- **Stated goal**
Identify the lines bearing the string "xlabel" and gather them.

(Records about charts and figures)
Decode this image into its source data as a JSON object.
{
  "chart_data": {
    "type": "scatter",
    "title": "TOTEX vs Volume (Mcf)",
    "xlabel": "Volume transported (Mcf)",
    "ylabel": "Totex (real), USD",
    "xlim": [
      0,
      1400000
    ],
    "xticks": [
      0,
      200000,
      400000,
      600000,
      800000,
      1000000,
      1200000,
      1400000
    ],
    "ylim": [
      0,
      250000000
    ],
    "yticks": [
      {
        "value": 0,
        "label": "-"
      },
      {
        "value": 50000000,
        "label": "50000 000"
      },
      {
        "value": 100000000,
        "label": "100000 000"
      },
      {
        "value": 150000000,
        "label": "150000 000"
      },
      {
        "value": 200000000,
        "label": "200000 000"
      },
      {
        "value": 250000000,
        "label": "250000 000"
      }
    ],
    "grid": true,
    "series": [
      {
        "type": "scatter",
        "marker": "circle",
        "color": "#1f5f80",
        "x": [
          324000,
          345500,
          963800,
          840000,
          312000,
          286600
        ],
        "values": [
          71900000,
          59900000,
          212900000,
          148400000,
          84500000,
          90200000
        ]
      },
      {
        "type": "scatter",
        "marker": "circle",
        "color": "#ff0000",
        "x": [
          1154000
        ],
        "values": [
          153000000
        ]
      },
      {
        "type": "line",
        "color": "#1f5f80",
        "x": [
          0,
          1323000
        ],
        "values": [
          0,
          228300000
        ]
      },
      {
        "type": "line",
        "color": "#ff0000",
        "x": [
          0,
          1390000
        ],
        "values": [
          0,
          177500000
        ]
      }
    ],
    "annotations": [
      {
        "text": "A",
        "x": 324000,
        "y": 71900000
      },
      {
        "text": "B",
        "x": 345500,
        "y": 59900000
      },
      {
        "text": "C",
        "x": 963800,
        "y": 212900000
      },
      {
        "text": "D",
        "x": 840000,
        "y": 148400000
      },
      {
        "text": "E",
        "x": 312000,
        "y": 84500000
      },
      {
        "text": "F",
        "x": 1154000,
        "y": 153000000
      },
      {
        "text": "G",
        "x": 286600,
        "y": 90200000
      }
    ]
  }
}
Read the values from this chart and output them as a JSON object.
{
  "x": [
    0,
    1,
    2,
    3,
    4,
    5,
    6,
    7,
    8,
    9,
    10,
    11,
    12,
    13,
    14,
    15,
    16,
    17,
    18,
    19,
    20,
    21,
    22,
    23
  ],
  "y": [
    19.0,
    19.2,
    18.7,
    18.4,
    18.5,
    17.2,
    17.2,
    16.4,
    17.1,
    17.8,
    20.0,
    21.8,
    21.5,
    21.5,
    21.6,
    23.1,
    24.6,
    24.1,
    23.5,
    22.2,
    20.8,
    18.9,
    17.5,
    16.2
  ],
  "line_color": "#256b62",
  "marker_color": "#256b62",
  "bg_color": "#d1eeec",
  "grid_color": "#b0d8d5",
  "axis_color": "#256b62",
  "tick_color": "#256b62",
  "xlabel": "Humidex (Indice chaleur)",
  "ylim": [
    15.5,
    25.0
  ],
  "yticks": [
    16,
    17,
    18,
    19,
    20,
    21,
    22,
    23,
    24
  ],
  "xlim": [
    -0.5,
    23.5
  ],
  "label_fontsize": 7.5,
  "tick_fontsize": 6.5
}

- **Reply to the exercise**
    "xlabel": "Volume transported (Mcf)",
  "xlabel": "Humidex (Indice chaleur)",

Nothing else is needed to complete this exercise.